Task requirements: Extract each line of the data and write it out again exactly.

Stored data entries
· · · · · · ·

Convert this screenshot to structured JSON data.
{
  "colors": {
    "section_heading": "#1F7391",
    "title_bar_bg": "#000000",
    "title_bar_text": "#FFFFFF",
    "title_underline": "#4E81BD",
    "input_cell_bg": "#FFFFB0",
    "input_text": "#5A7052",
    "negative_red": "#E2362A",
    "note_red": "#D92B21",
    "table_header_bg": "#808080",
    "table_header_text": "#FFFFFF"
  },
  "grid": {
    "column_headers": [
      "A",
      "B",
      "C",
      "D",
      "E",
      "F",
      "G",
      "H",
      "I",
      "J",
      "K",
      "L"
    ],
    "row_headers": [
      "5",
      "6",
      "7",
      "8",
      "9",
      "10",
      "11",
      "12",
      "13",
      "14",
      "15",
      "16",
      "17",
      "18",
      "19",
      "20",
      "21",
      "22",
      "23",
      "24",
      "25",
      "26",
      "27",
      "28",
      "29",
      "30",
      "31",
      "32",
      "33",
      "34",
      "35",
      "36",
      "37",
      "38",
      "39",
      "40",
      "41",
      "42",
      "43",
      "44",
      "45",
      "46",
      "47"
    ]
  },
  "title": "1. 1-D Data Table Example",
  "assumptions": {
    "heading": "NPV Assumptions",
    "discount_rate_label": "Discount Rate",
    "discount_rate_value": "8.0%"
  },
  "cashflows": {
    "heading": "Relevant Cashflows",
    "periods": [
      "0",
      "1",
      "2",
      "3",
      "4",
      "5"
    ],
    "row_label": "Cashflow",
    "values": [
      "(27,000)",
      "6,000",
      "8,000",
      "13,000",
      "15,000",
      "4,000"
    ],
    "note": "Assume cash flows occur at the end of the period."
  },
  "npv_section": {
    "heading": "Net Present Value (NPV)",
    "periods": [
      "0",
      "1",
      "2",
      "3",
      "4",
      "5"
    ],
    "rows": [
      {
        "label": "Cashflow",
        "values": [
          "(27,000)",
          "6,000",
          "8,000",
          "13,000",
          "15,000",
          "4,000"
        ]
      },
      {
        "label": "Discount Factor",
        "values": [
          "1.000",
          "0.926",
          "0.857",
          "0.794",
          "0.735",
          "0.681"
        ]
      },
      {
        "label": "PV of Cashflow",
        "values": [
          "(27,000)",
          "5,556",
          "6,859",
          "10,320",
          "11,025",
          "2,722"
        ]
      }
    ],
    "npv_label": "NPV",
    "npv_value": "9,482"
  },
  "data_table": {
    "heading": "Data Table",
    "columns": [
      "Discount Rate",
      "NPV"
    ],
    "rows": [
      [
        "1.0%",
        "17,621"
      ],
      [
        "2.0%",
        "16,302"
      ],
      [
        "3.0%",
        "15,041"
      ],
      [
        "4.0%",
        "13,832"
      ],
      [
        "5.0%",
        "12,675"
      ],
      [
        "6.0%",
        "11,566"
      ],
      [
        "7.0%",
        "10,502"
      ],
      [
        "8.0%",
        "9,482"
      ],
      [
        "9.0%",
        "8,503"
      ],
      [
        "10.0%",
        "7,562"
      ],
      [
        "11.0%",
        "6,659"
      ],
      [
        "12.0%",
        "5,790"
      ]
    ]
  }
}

· · · · · · ·

Worked answer:
Convert this screenshot to structured JSON data.
{
  "colors": {
    "section_heading": "#1F7391",
    "title_bar_bg": "#000000",
    "title_bar_text": "#FFFFFF",
    "title_underline": "#4E81BD",
    "input_cell_bg": "#FFFFB0",
    "input_text": "#5A7052",
    "negative_red": "#E2362A",
    "note_red": "#D92B21",
    "table_header_bg": "#808080",
    "table_header_text": "#FFFFFF"
  },
  "grid": {
    "column_headers": [
      "A",
      "B",
      "C",
      "D",
      "E",
      "F",
      "G",
      "H",
      "I",
      "J",
      "K",
      "L"
    ],
    "row_headers": [
      "5",
      "6",
      "7",
      "8",
      "9",
      "10",
      "11",
      "12",
      "13",
      "14",
      "15",
      "16",
      "17",
      "18",
      "19",
      "20",
      "21",
      "22",
      "23",
      "24",
      "25",
      "26",
      "27",
      "28",
      "29",
      "30",
      "31",
      "32",
      "33",
      "34",
      "35",
      "36",
      "37",
      "38",
      "39",
      "40",
      "41",
      "42",
      "43",
      "44",
      "45",
      "46",
      "47"
    ]
  },
  "title": "1. 1-D Data Table Example",
  "assumptions": {
    "heading": "NPV Assumptions",
    "discount_rate_label": "Discount Rate",
    "discount_rate_value": "8.0%"
  },
  "cashflows": {
    "heading": "Relevant Cashflows",
    "periods": [
      "0",
      "1",
      "2",
      "3",
      "4",
      "5"
    ],
    "row_label": "Cashflow",
    "values": [
      "(27,000)",
      "6,000",
      "8,000",
      "13,000",
      "15,000",
      "4,000"
    ],
    "note": "Assume cash flows occur at the end of the period."
  },
  "npv_section": {
    "heading": "Net Present Value (NPV)",
    "periods": [
      "0",
      "1",
      "2",
      "3",
      "4",
      "5"
    ],
    "rows": [
      {
        "label": "Cashflow",
        "values": [
          "(27,000)",
          "6,000",
          "8,000",
          "13,000",
          "15,000",
          "4,000"
        ]
      },
      {
        "label": "Discount Factor",
        "values": [
          "1.000",
          "0.926",
          "0.857",
          "0.794",
          "0.735",
          "0.681"
        ]
      },
      {
        "label": "PV of Cashflow",
        "values": [
          "(27,000)",
          "5,556",
          "6,859",
          "10,320",
          "11,025",
          "2,722"
        ]
      }
    ],
    "npv_label": "NPV",
    "npv_value": "9,482"
  },
  "data_table": {
    "heading": "Data Table",
    "columns": [
      "Discount Rate",
      "NPV"
    ],
    "rows": [
      [
        "1.0%",
        "17,621"
      ],
      [
        "2.0%",
        "16,302"
      ],
      [
        "3.0%",
        "15,041"
      ],
      [
        "4.0%",
        "13,832"
      ],
      [
        "5.0%",
        "12,675"
      ],
      [
        "6.0%",
        "11,566"
      ],
      [
        "7.0%",
        "10,502"
      ],
      [
        "8.0%",
        "9,482"
      ],
      [
        "9.0%",
        "8,503"
      ],
      [
        "10.0%",
        "7,562"
      ],
      [
        "11.0%",
        "6,659"
      ],
      [
        "12.0%",
        "5,790"
      ]
    ]
  }
}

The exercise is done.